▶ [Description of the task]: Return every record below exactly as written, omitting any pictures.

▶ [Provided records]:
>> Start

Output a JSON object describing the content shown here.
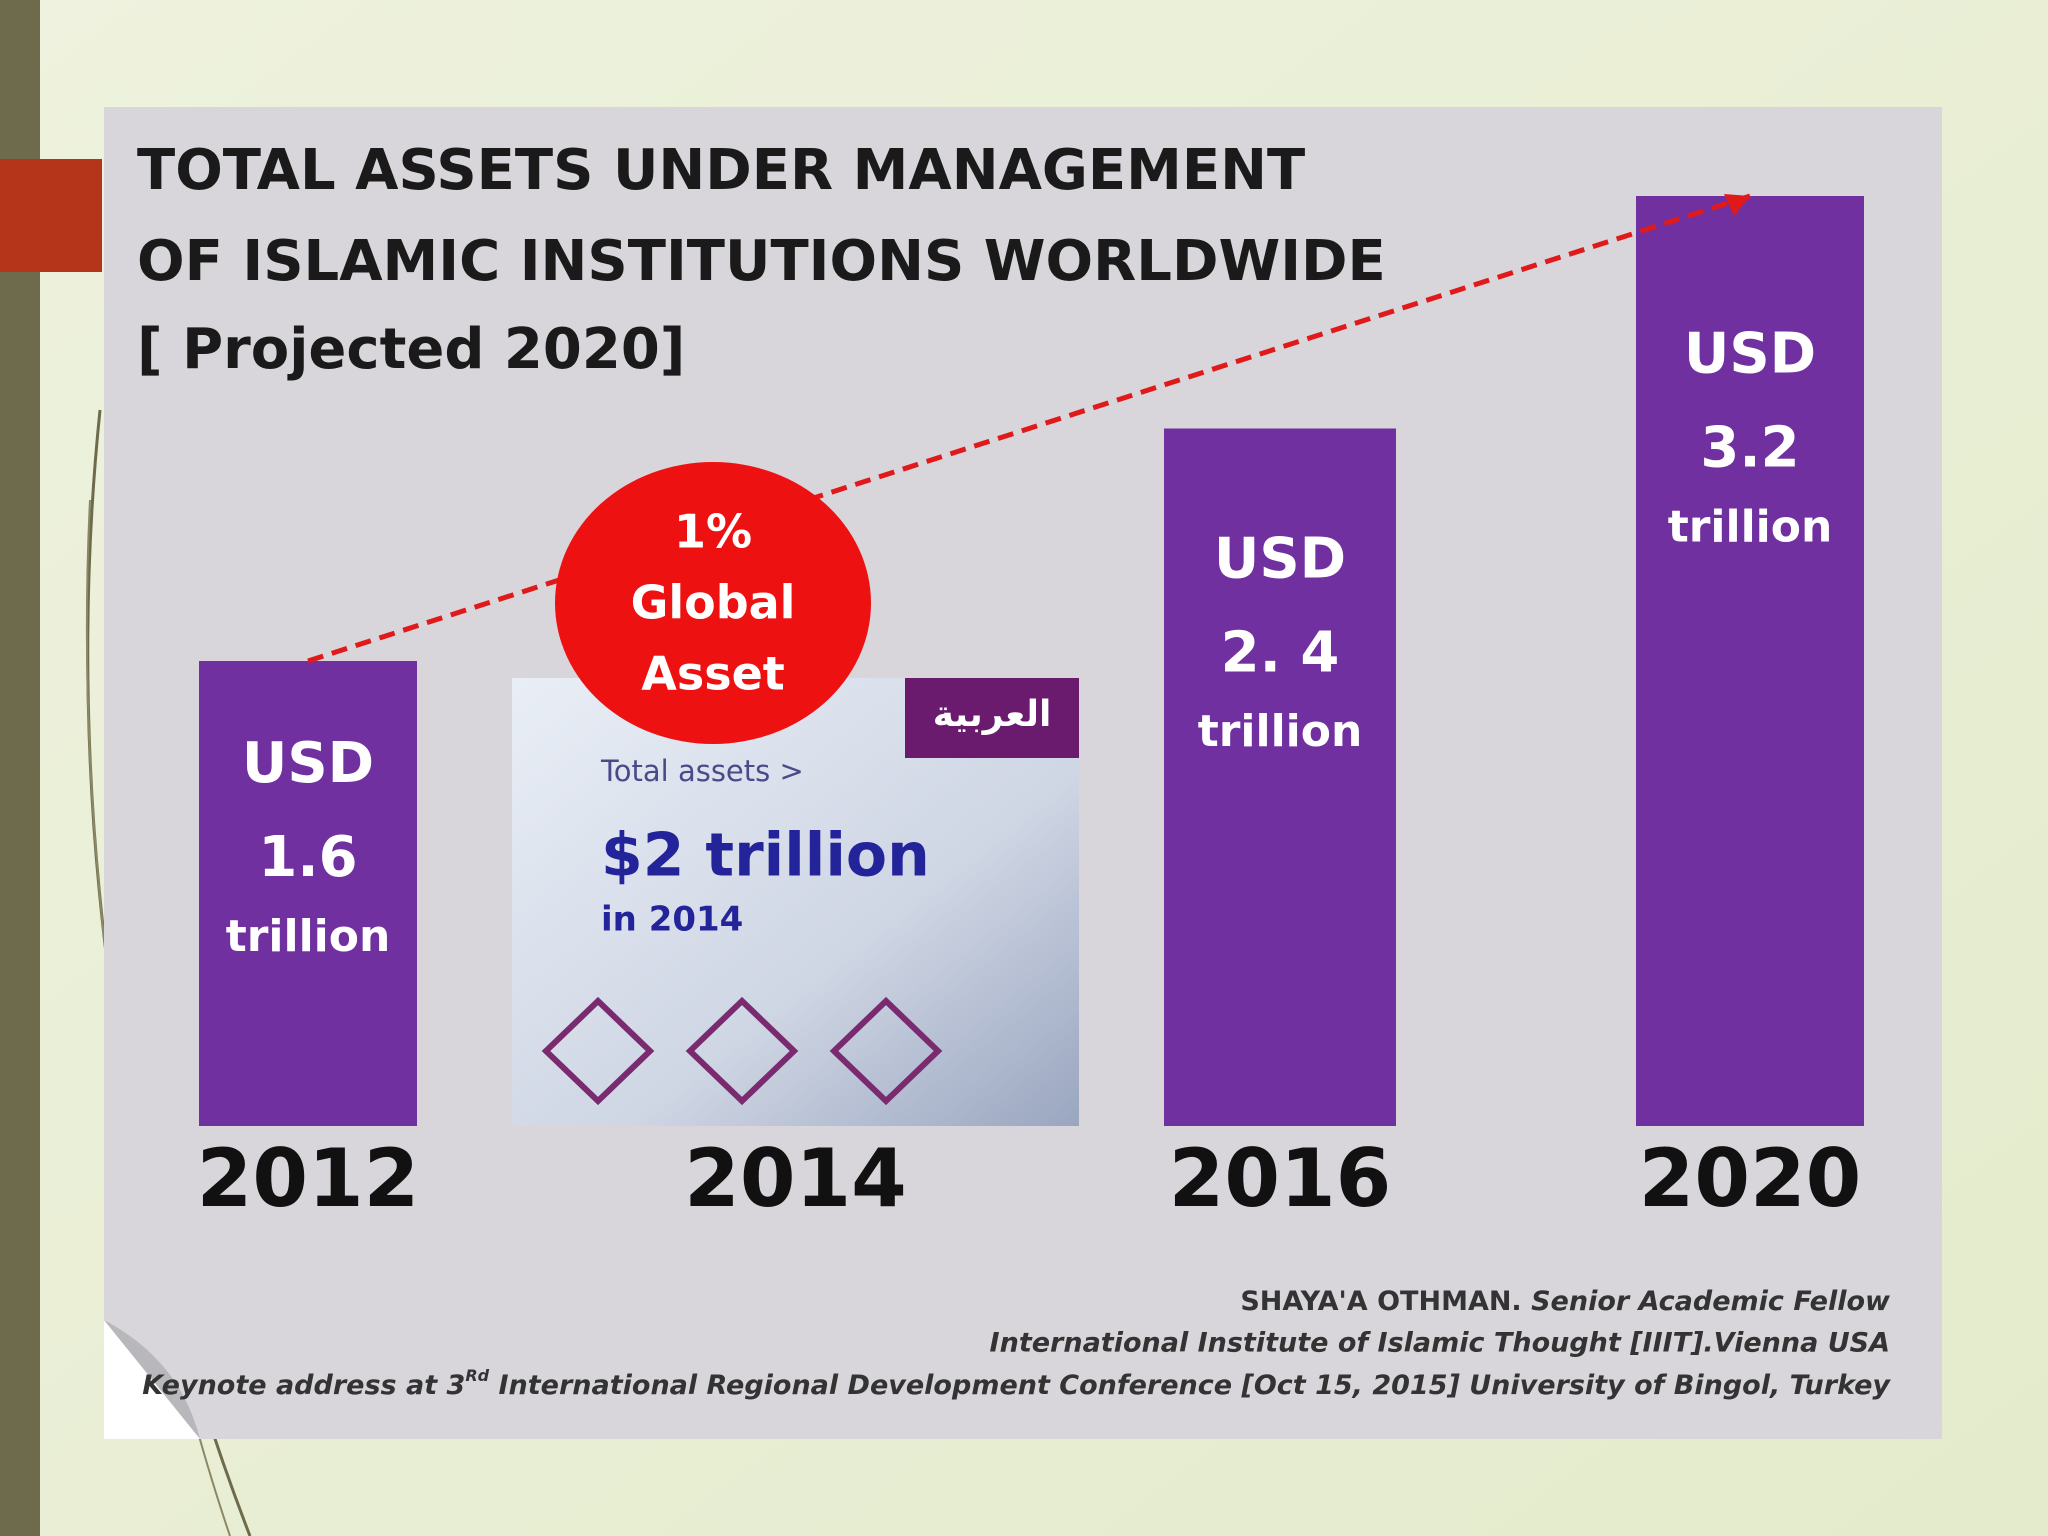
{
  "chart_data": {
    "type": "bar",
    "title": [
      "TOTAL ASSETS UNDER MANAGEMENT",
      "OF ISLAMIC INSTITUTIONS WORLDWIDE"
    ],
    "subtitle": "[ Projected 2020]",
    "categories": [
      "2012",
      "2014",
      "2016",
      "2020"
    ],
    "values": [
      1.6,
      null,
      2.4,
      3.2
    ],
    "value_labels": [
      [
        "USD",
        "1.6",
        "trillion"
      ],
      null,
      [
        "USD",
        "2. 4",
        "trillion"
      ],
      [
        "USD",
        "3.2",
        "trillion"
      ]
    ],
    "color": "#7030a0",
    "annotation": [
      "1%",
      "Global",
      "Asset"
    ],
    "inset": {
      "logo": "العربية",
      "text": [
        "Total assets >",
        "$2 trillion",
        "in 2014"
      ]
    },
    "source": [
      {
        "name": "SHAYA'A OTHMAN.",
        "role": " Senior Academic Fellow"
      },
      {
        "text": "International Institute of Islamic Thought [IIIT].Vienna USA"
      },
      {
        "before": "Keynote address at 3",
        "sup": "Rd",
        "after": " International Regional Development Conference [Oct 15, 2015] University of Bingol, Turkey"
      }
    ]
  }
}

>> End

▶ [Solution below]:
Output a JSON object describing the content shown here.
{
  "chart_data": {
    "type": "bar",
    "title": [
      "TOTAL ASSETS UNDER MANAGEMENT",
      "OF ISLAMIC INSTITUTIONS WORLDWIDE"
    ],
    "subtitle": "[ Projected 2020]",
    "categories": [
      "2012",
      "2014",
      "2016",
      "2020"
    ],
    "values": [
      1.6,
      null,
      2.4,
      3.2
    ],
    "value_labels": [
      [
        "USD",
        "1.6",
        "trillion"
      ],
      null,
      [
        "USD",
        "2. 4",
        "trillion"
      ],
      [
        "USD",
        "3.2",
        "trillion"
      ]
    ],
    "color": "#7030a0",
    "annotation": [
      "1%",
      "Global",
      "Asset"
    ],
    "inset": {
      "logo": "العربية",
      "text": [
        "Total assets >",
        "$2 trillion",
        "in 2014"
      ]
    },
    "source": [
      {
        "name": "SHAYA'A OTHMAN.",
        "role": " Senior Academic Fellow"
      },
      {
        "text": "International Institute of Islamic Thought [IIIT].Vienna USA"
      },
      {
        "before": "Keynote address at 3",
        "sup": "Rd",
        "after": " International Regional Development Conference [Oct 15, 2015] University of Bingol, Turkey"
      }
    ]
  }
}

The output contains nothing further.